## Task statement
Select, from the data, each line where "this" occurs.

[START Stored rows]

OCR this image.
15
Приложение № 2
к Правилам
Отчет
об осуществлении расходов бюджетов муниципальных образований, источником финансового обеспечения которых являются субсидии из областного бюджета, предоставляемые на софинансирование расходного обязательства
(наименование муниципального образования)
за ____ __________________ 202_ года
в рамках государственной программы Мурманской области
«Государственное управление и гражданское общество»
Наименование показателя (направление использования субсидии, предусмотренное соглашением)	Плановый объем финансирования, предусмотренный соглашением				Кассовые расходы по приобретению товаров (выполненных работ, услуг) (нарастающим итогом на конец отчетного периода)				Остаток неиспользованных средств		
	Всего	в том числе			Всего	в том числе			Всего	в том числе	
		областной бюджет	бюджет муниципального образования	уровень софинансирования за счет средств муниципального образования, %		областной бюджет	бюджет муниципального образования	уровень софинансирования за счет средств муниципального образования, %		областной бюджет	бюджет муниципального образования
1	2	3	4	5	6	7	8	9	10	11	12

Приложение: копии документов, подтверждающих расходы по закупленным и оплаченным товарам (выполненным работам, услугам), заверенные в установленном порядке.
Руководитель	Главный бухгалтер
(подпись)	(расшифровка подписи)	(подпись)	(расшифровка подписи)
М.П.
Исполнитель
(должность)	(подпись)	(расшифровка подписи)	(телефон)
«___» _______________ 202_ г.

[END Stored rows]
[START Stored rows]

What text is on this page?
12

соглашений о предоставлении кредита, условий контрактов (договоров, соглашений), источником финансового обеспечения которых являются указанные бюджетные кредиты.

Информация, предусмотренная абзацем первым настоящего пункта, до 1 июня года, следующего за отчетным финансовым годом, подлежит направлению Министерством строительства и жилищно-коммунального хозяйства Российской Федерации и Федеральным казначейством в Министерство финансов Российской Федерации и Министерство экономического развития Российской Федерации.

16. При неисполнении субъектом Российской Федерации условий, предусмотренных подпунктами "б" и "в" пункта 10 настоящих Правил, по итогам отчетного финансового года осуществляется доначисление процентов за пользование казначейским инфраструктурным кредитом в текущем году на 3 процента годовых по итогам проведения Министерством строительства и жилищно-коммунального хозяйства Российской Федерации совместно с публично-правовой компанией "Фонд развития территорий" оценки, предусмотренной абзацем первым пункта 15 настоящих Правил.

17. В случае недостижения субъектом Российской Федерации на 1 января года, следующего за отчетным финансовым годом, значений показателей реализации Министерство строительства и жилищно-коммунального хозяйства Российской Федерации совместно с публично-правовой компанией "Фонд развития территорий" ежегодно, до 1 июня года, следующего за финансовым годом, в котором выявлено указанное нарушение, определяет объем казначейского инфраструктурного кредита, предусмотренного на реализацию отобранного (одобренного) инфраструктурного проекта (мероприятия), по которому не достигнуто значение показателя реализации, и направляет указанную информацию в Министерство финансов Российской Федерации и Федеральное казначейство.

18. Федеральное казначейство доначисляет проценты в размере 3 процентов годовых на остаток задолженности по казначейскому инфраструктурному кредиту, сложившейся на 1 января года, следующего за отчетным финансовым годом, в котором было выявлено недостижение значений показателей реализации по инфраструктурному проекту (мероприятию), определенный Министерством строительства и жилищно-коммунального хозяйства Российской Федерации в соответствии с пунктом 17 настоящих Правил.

[END Stored rows]
[START Stored rows]

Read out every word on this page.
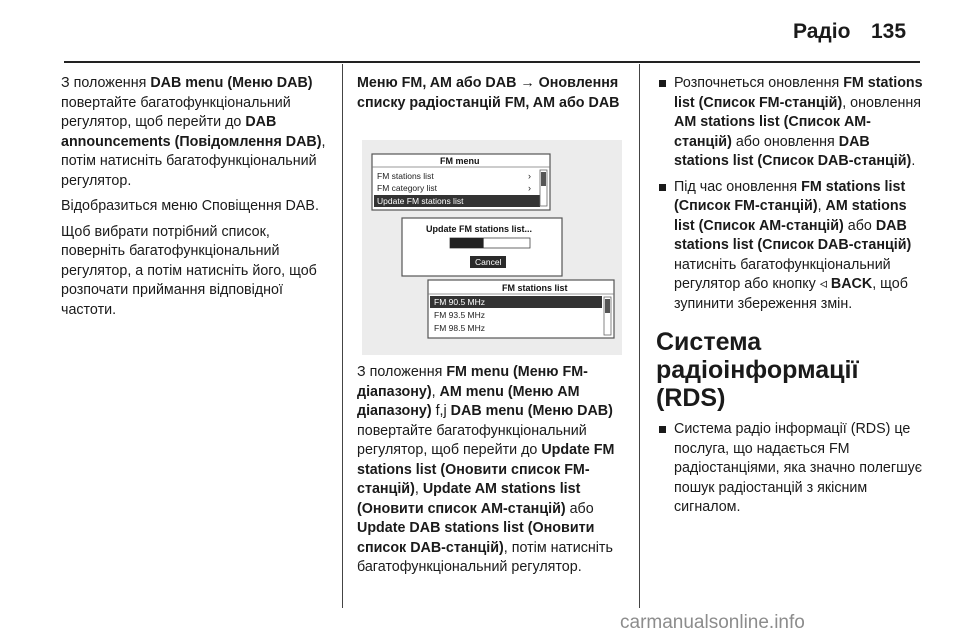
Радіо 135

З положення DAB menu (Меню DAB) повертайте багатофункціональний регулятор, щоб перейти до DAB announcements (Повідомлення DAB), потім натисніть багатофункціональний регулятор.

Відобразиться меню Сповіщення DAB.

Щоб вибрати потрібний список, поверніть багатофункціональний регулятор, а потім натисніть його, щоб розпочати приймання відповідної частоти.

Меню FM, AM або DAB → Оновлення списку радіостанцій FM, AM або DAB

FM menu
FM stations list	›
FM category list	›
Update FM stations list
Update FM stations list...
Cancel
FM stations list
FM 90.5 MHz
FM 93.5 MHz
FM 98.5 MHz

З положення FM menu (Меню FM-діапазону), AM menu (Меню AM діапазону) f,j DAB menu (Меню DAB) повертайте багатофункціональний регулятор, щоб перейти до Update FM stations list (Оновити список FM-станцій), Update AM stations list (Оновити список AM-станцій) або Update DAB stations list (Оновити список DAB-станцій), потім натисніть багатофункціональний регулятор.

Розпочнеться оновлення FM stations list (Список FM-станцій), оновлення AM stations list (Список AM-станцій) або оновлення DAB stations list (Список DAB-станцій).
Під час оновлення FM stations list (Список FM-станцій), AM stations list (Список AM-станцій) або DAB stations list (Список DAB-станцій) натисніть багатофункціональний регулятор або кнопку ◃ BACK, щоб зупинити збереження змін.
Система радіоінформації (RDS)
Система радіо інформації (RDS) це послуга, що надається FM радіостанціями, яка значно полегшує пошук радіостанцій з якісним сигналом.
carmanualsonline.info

[END Stored rows]

## Answer to the exercise
OCR this image.
What text is on this page?
Read out every word on this page.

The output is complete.